■ Task description: Transcribe the entries that follow exactly as they appear, minus pictures.

■ Listed entries:
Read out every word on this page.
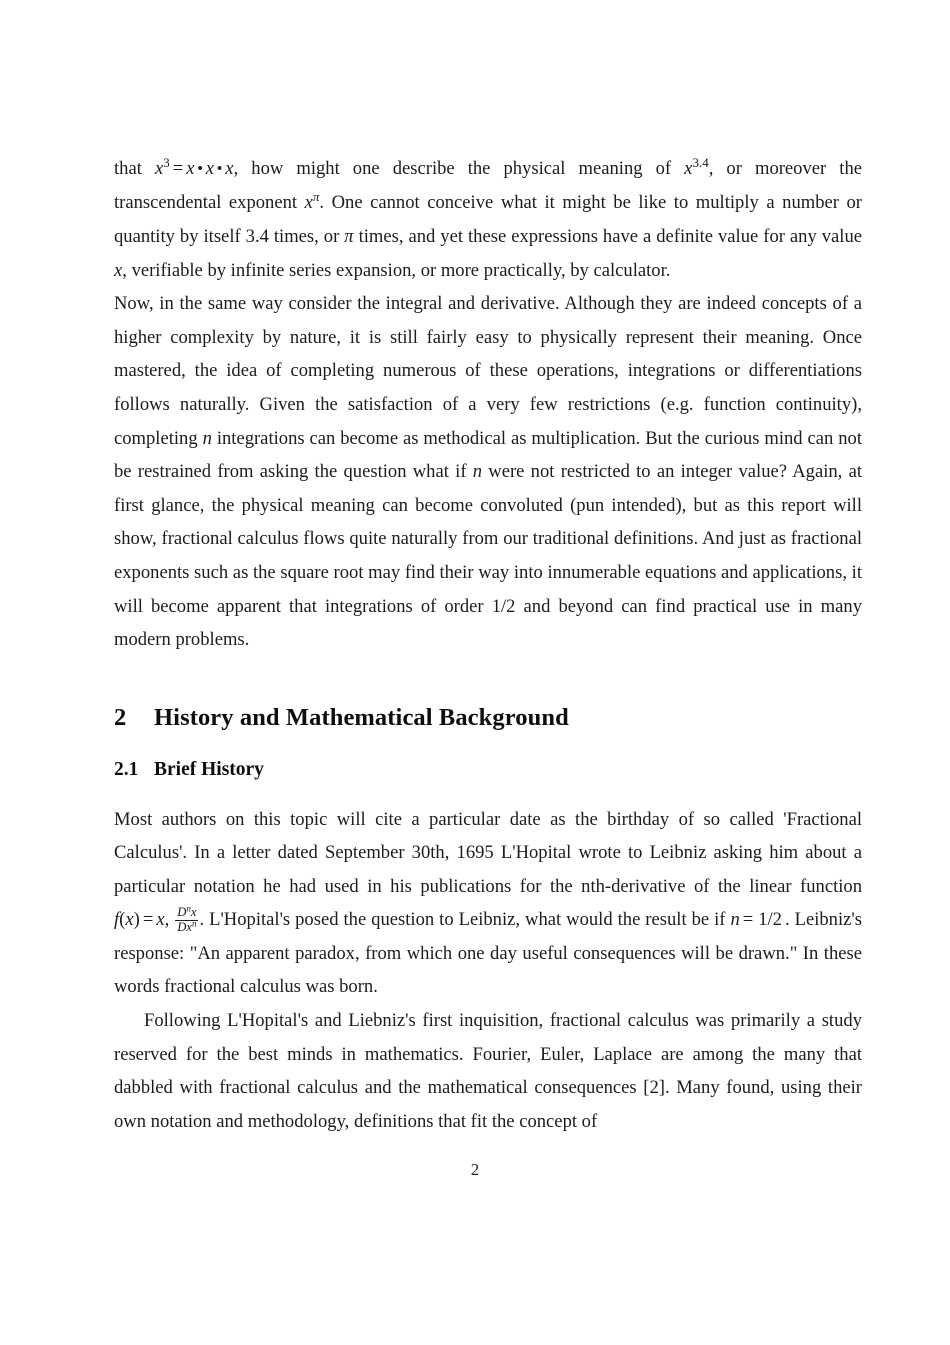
that $x^3 = x$ • x • x, how might one describe the physical meaning of $x^{3.4}$, or moreover the transcendental exponent $x^\pi$. One cannot conceive what it might be like to multiply a number or quantity by itself 3.4 times, or π times, and yet these expressions have a definite value for any value x, verifiable by infinite series expansion, or more practically, by calculator.

Now, in the same way consider the integral and derivative. Although they are indeed concepts of a higher complexity by nature, it is still fairly easy to physically represent their meaning. Once mastered, the idea of completing numerous of these operations, integrations or differentiations follows naturally. Given the satisfaction of a very few restrictions (e.g. function continuity), completing n integrations can become as methodical as multiplication. But the curious mind can not be restrained from asking the question what if n were not restricted to an integer value? Again, at first glance, the physical meaning can become convoluted (pun intended), but as this report will show, fractional calculus flows quite naturally from our traditional definitions. And just as fractional exponents such as the square root may find their way into innumerable equations and applications, it will become apparent that integrations of order 1/2 and beyond can find practical use in many modern problems.

2 History and Mathematical Background
2.1 Brief History

Most authors on this topic will cite a particular date as the birthday of so called 'Fractional Calculus'. In a letter dated September 30th, 1695 L'Hopital wrote to Leibniz asking him about a particular notation he had used in his publications for the nth-derivative of the linear function f(x) = x, $\frac{D^nx}{Dx^n}$ . L'Hopital's posed the question to Leibniz, what would the result be if n = 1/2 . Leibniz's response: "An apparent paradox, from which one day useful consequences will be drawn." In these words fractional calculus was born.

Following L'Hopital's and Liebniz's first inquisition, fractional calculus was primarily a study reserved for the best minds in mathematics. Fourier, Euler, Laplace are among the many that dabbled with fractional calculus and the mathematical consequences [2]. Many found, using their own notation and methodology, definitions that fit the concept of

2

■ Task answer:
Read out every word on this page.
that $x^3 = x$ • x • x, how might one describe the physical meaning of $x^{3.4}$, or moreover the transcendental exponent $x^\pi$. One cannot conceive what it might be like to multiply a number or quantity by itself 3.4 times, or π times, and yet these expressions have a definite value for any value x, verifiable by infinite series expansion, or more practically, by calculator.

Now, in the same way consider the integral and derivative. Although they are indeed concepts of a higher complexity by nature, it is still fairly easy to physically represent their meaning. Once mastered, the idea of completing numerous of these operations, integrations or differentiations follows naturally. Given the satisfaction of a very few restrictions (e.g. function continuity), completing n integrations can become as methodical as multiplication. But the curious mind can not be restrained from asking the question what if n were not restricted to an integer value? Again, at first glance, the physical meaning can become convoluted (pun intended), but as this report will show, fractional calculus flows quite naturally from our traditional definitions. And just as fractional exponents such as the square root may find their way into innumerable equations and applications, it will become apparent that integrations of order 1/2 and beyond can find practical use in many modern problems.

2 History and Mathematical Background
2.1 Brief History

Most authors on this topic will cite a particular date as the birthday of so called 'Fractional Calculus'. In a letter dated September 30th, 1695 L'Hopital wrote to Leibniz asking him about a particular notation he had used in his publications for the nth-derivative of the linear function f(x) = x, $\frac{D^nx}{Dx^n}$ . L'Hopital's posed the question to Leibniz, what would the result be if n = 1/2 . Leibniz's response: "An apparent paradox, from which one day useful consequences will be drawn." In these words fractional calculus was born.

Following L'Hopital's and Liebniz's first inquisition, fractional calculus was primarily a study reserved for the best minds in mathematics. Fourier, Euler, Laplace are among the many that dabbled with fractional calculus and the mathematical consequences [2]. Many found, using their own notation and methodology, definitions that fit the concept of

2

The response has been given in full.